**TASK REQUIREMENTS**
Your reply should be a single number: how many lines contain the string "them".
<<<<
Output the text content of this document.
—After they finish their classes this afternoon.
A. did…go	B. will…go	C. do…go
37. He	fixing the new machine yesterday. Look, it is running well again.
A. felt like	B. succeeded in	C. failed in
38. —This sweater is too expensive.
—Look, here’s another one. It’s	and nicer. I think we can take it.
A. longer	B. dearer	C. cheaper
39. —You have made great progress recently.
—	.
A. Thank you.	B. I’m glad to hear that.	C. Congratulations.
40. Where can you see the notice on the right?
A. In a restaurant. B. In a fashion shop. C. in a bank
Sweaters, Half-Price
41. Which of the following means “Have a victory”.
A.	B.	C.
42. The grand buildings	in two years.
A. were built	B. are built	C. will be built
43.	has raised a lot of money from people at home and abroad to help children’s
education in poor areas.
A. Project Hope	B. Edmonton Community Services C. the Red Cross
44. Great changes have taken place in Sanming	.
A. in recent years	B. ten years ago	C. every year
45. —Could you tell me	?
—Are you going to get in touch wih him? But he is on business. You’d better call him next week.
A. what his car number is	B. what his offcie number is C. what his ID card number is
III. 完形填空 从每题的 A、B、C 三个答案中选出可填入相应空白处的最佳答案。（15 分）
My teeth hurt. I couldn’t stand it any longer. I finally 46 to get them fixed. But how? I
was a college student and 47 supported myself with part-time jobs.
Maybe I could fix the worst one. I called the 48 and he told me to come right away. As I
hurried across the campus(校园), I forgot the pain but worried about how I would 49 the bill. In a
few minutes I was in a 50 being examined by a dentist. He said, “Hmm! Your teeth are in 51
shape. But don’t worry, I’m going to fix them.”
>>>>
<<<<
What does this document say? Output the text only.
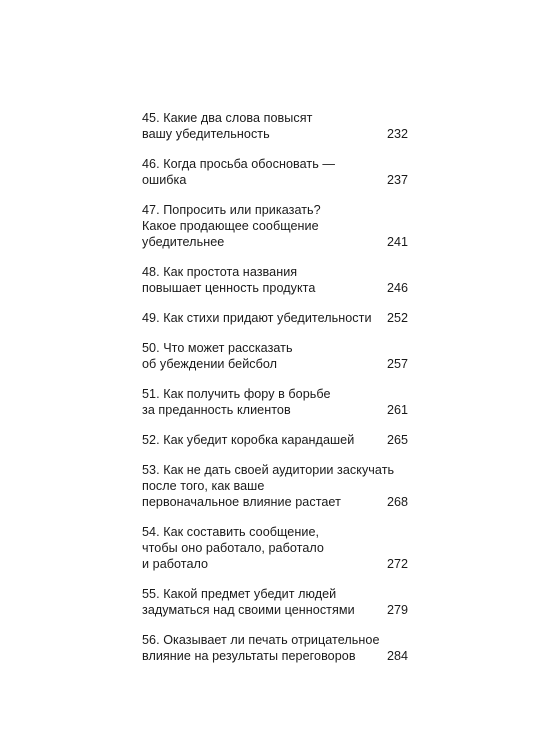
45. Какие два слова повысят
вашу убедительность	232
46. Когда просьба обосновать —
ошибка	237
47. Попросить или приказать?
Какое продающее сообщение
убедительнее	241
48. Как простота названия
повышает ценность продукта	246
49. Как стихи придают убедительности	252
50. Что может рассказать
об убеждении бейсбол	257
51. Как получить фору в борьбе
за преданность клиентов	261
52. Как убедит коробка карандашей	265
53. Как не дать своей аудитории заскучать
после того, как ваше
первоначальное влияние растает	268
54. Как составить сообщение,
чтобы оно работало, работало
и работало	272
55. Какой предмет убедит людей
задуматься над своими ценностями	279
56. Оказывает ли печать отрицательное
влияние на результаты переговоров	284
>>>>
**TASK RESULT**
2